**Your instructions**.
Give the listing below again in full, exactly as written.

<<<<

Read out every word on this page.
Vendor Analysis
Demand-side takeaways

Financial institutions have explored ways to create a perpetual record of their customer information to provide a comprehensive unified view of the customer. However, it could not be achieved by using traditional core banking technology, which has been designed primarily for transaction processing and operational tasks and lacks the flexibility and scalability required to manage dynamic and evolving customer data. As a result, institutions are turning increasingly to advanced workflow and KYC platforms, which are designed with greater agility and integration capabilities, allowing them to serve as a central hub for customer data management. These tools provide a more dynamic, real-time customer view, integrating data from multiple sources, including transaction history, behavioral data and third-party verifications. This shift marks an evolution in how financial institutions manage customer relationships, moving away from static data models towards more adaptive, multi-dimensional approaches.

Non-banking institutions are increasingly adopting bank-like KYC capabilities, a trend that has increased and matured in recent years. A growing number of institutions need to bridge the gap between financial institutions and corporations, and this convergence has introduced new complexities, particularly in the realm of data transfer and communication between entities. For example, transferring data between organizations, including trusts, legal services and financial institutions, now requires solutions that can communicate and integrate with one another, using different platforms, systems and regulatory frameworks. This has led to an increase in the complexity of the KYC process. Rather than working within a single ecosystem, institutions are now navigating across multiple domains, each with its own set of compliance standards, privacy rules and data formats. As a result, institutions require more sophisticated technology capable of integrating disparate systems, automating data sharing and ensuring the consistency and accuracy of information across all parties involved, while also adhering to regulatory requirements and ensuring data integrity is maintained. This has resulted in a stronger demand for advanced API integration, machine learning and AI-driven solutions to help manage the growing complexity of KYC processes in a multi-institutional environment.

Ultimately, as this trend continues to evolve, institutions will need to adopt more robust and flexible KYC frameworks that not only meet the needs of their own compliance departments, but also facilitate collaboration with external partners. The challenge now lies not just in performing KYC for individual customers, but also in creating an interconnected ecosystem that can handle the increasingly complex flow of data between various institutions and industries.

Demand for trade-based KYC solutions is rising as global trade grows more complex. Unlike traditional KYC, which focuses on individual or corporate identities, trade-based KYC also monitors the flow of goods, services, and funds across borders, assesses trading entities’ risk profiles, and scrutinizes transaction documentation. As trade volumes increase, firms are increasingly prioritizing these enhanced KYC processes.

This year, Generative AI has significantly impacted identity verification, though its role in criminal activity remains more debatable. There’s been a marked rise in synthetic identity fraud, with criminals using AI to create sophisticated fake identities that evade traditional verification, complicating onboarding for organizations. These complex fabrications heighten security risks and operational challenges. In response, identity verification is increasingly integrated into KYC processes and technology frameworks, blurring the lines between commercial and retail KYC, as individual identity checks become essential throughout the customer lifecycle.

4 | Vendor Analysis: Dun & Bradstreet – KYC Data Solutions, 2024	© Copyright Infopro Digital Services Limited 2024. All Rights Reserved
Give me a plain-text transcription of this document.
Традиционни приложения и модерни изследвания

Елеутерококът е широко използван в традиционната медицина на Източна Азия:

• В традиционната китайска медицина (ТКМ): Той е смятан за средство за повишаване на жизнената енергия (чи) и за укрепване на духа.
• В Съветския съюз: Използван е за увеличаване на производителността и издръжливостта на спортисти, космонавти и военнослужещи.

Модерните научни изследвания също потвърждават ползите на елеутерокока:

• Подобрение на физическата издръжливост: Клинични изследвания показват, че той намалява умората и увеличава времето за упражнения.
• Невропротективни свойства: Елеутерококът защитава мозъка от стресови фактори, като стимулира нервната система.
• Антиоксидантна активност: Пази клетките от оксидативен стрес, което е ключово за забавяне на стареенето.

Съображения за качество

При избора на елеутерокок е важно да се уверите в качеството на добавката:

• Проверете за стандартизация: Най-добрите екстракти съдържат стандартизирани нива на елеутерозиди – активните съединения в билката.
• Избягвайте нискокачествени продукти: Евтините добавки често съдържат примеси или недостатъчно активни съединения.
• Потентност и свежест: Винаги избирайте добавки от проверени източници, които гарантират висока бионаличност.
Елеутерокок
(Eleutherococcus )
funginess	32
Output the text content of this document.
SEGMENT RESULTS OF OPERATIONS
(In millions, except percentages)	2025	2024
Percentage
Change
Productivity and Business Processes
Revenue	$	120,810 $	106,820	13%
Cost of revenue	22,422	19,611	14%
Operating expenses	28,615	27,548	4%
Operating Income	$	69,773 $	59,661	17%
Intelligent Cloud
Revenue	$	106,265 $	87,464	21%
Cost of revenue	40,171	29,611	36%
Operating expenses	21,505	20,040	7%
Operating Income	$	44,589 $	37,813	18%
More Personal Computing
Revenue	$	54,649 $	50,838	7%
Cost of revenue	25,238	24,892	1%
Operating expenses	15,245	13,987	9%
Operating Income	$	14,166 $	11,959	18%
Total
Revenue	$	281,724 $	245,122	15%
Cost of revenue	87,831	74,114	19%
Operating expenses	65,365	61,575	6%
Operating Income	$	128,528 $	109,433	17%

>>>>

**Exercise solution**.
Read out every word on this page.
Vendor Analysis
Demand-side takeaways

Financial institutions have explored ways to create a perpetual record of their customer information to provide a comprehensive unified view of the customer. However, it could not be achieved by using traditional core banking technology, which has been designed primarily for transaction processing and operational tasks and lacks the flexibility and scalability required to manage dynamic and evolving customer data. As a result, institutions are turning increasingly to advanced workflow and KYC platforms, which are designed with greater agility and integration capabilities, allowing them to serve as a central hub for customer data management. These tools provide a more dynamic, real-time customer view, integrating data from multiple sources, including transaction history, behavioral data and third-party verifications. This shift marks an evolution in how financial institutions manage customer relationships, moving away from static data models towards more adaptive, multi-dimensional approaches.

Non-banking institutions are increasingly adopting bank-like KYC capabilities, a trend that has increased and matured in recent years. A growing number of institutions need to bridge the gap between financial institutions and corporations, and this convergence has introduced new complexities, particularly in the realm of data transfer and communication between entities. For example, transferring data between organizations, including trusts, legal services and financial institutions, now requires solutions that can communicate and integrate with one another, using different platforms, systems and regulatory frameworks. This has led to an increase in the complexity of the KYC process. Rather than working within a single ecosystem, institutions are now navigating across multiple domains, each with its own set of compliance standards, privacy rules and data formats. As a result, institutions require more sophisticated technology capable of integrating disparate systems, automating data sharing and ensuring the consistency and accuracy of information across all parties involved, while also adhering to regulatory requirements and ensuring data integrity is maintained. This has resulted in a stronger demand for advanced API integration, machine learning and AI-driven solutions to help manage the growing complexity of KYC processes in a multi-institutional environment.

Ultimately, as this trend continues to evolve, institutions will need to adopt more robust and flexible KYC frameworks that not only meet the needs of their own compliance departments, but also facilitate collaboration with external partners. The challenge now lies not just in performing KYC for individual customers, but also in creating an interconnected ecosystem that can handle the increasingly complex flow of data between various institutions and industries.

Demand for trade-based KYC solutions is rising as global trade grows more complex. Unlike traditional KYC, which focuses on individual or corporate identities, trade-based KYC also monitors the flow of goods, services, and funds across borders, assesses trading entities’ risk profiles, and scrutinizes transaction documentation. As trade volumes increase, firms are increasingly prioritizing these enhanced KYC processes.

This year, Generative AI has significantly impacted identity verification, though its role in criminal activity remains more debatable. There’s been a marked rise in synthetic identity fraud, with criminals using AI to create sophisticated fake identities that evade traditional verification, complicating onboarding for organizations. These complex fabrications heighten security risks and operational challenges. In response, identity verification is increasingly integrated into KYC processes and technology frameworks, blurring the lines between commercial and retail KYC, as individual identity checks become essential throughout the customer lifecycle.

4 | Vendor Analysis: Dun & Bradstreet – KYC Data Solutions, 2024	© Copyright Infopro Digital Services Limited 2024. All Rights Reserved
Give me a plain-text transcription of this document.
Традиционни приложения и модерни изследвания

Елеутерококът е широко използван в традиционната медицина на Източна Азия:

• В традиционната китайска медицина (ТКМ): Той е смятан за средство за повишаване на жизнената енергия (чи) и за укрепване на духа.
• В Съветския съюз: Използван е за увеличаване на производителността и издръжливостта на спортисти, космонавти и военнослужещи.

Модерните научни изследвания също потвърждават ползите на елеутерокока:

• Подобрение на физическата издръжливост: Клинични изследвания показват, че той намалява умората и увеличава времето за упражнения.
• Невропротективни свойства: Елеутерококът защитава мозъка от стресови фактори, като стимулира нервната система.
• Антиоксидантна активност: Пази клетките от оксидативен стрес, което е ключово за забавяне на стареенето.

Съображения за качество

При избора на елеутерокок е важно да се уверите в качеството на добавката:

• Проверете за стандартизация: Най-добрите екстракти съдържат стандартизирани нива на елеутерозиди – активните съединения в билката.
• Избягвайте нискокачествени продукти: Евтините добавки често съдържат примеси или недостатъчно активни съединения.
• Потентност и свежест: Винаги избирайте добавки от проверени източници, които гарантират висока бионаличност.
Елеутерокок
(Eleutherococcus )
funginess	32
Output the text content of this document.
SEGMENT RESULTS OF OPERATIONS
(In millions, except percentages)	2025	2024
Percentage
Change
Productivity and Business Processes
Revenue	$	120,810 $	106,820	13%
Cost of revenue	22,422	19,611	14%
Operating expenses	28,615	27,548	4%
Operating Income	$	69,773 $	59,661	17%
Intelligent Cloud
Revenue	$	106,265 $	87,464	21%
Cost of revenue	40,171	29,611	36%
Operating expenses	21,505	20,040	7%
Operating Income	$	44,589 $	37,813	18%
More Personal Computing
Revenue	$	54,649 $	50,838	7%
Cost of revenue	25,238	24,892	1%
Operating expenses	15,245	13,987	9%
Operating Income	$	14,166 $	11,959	18%
Total
Revenue	$	281,724 $	245,122	15%
Cost of revenue	87,831	74,114	19%
Operating expenses	65,365	61,575	6%
Operating Income	$	128,528 $	109,433	17%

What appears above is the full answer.